- [WRITTEN REQUEST]
From the listing that follows, output everything exactly except the pictures.

··· INFORMATION PROVIDED

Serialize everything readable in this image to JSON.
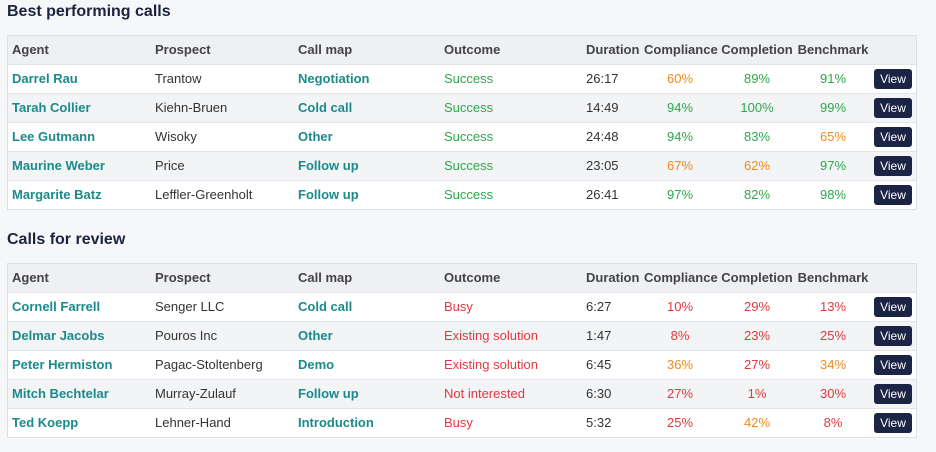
{
  "sections": [
    {
      "title": "Best performing calls",
      "headers": [
        "Agent",
        "Prospect",
        "Call map",
        "Outcome",
        "Duration",
        "Compliance",
        "Completion",
        "Benchmark"
      ],
      "rows": [
        [
          "Darrel Rau",
          "Trantow",
          "Negotiation",
          "Success",
          "26:17",
          "60%",
          "89%",
          "91%",
          "View"
        ],
        [
          "Tarah Collier",
          "Kiehn-Bruen",
          "Cold call",
          "Success",
          "14:49",
          "94%",
          "100%",
          "99%",
          "View"
        ],
        [
          "Lee Gutmann",
          "Wisoky",
          "Other",
          "Success",
          "24:48",
          "94%",
          "83%",
          "65%",
          "View"
        ],
        [
          "Maurine Weber",
          "Price",
          "Follow up",
          "Success",
          "23:05",
          "67%",
          "62%",
          "97%",
          "View"
        ],
        [
          "Margarite Batz",
          "Leffler-Greenholt",
          "Follow up",
          "Success",
          "26:41",
          "97%",
          "82%",
          "98%",
          "View"
        ]
      ]
    },
    {
      "title": "Calls for review",
      "headers": [
        "Agent",
        "Prospect",
        "Call map",
        "Outcome",
        "Duration",
        "Compliance",
        "Completion",
        "Benchmark"
      ],
      "rows": [
        [
          "Cornell Farrell",
          "Senger LLC",
          "Cold call",
          "Busy",
          "6:27",
          "10%",
          "29%",
          "13%",
          "View"
        ],
        [
          "Delmar Jacobs",
          "Pouros Inc",
          "Other",
          "Existing solution",
          "1:47",
          "8%",
          "23%",
          "25%",
          "View"
        ],
        [
          "Peter Hermiston",
          "Pagac-Stoltenberg",
          "Demo",
          "Existing solution",
          "6:45",
          "36%",
          "27%",
          "34%",
          "View"
        ],
        [
          "Mitch Bechtelar",
          "Murray-Zulauf",
          "Follow up",
          "Not interested",
          "6:30",
          "27%",
          "1%",
          "30%",
          "View"
        ],
        [
          "Ted Koepp",
          "Lehner-Hand",
          "Introduction",
          "Busy",
          "5:32",
          "25%",
          "42%",
          "8%",
          "View"
        ]
      ]
    }
  ]
}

······

- [OUTPUT OF THE EXERCISE]
Serialize everything readable in this image to JSON.
{
  "sections": [
    {
      "title": "Best performing calls",
      "headers": [
        "Agent",
        "Prospect",
        "Call map",
        "Outcome",
        "Duration",
        "Compliance",
        "Completion",
        "Benchmark"
      ],
      "rows": [
        [
          "Darrel Rau",
          "Trantow",
          "Negotiation",
          "Success",
          "26:17",
          "60%",
          "89%",
          "91%",
          "View"
        ],
        [
          "Tarah Collier",
          "Kiehn-Bruen",
          "Cold call",
          "Success",
          "14:49",
          "94%",
          "100%",
          "99%",
          "View"
        ],
        [
          "Lee Gutmann",
          "Wisoky",
          "Other",
          "Success",
          "24:48",
          "94%",
          "83%",
          "65%",
          "View"
        ],
        [
          "Maurine Weber",
          "Price",
          "Follow up",
          "Success",
          "23:05",
          "67%",
          "62%",
          "97%",
          "View"
        ],
        [
          "Margarite Batz",
          "Leffler-Greenholt",
          "Follow up",
          "Success",
          "26:41",
          "97%",
          "82%",
          "98%",
          "View"
        ]
      ]
    },
    {
      "title": "Calls for review",
      "headers": [
        "Agent",
        "Prospect",
        "Call map",
        "Outcome",
        "Duration",
        "Compliance",
        "Completion",
        "Benchmark"
      ],
      "rows": [
        [
          "Cornell Farrell",
          "Senger LLC",
          "Cold call",
          "Busy",
          "6:27",
          "10%",
          "29%",
          "13%",
          "View"
        ],
        [
          "Delmar Jacobs",
          "Pouros Inc",
          "Other",
          "Existing solution",
          "1:47",
          "8%",
          "23%",
          "25%",
          "View"
        ],
        [
          "Peter Hermiston",
          "Pagac-Stoltenberg",
          "Demo",
          "Existing solution",
          "6:45",
          "36%",
          "27%",
          "34%",
          "View"
        ],
        [
          "Mitch Bechtelar",
          "Murray-Zulauf",
          "Follow up",
          "Not interested",
          "6:30",
          "27%",
          "1%",
          "30%",
          "View"
        ],
        [
          "Ted Koepp",
          "Lehner-Hand",
          "Introduction",
          "Busy",
          "5:32",
          "25%",
          "42%",
          "8%",
          "View"
        ]
      ]
    }
  ]
}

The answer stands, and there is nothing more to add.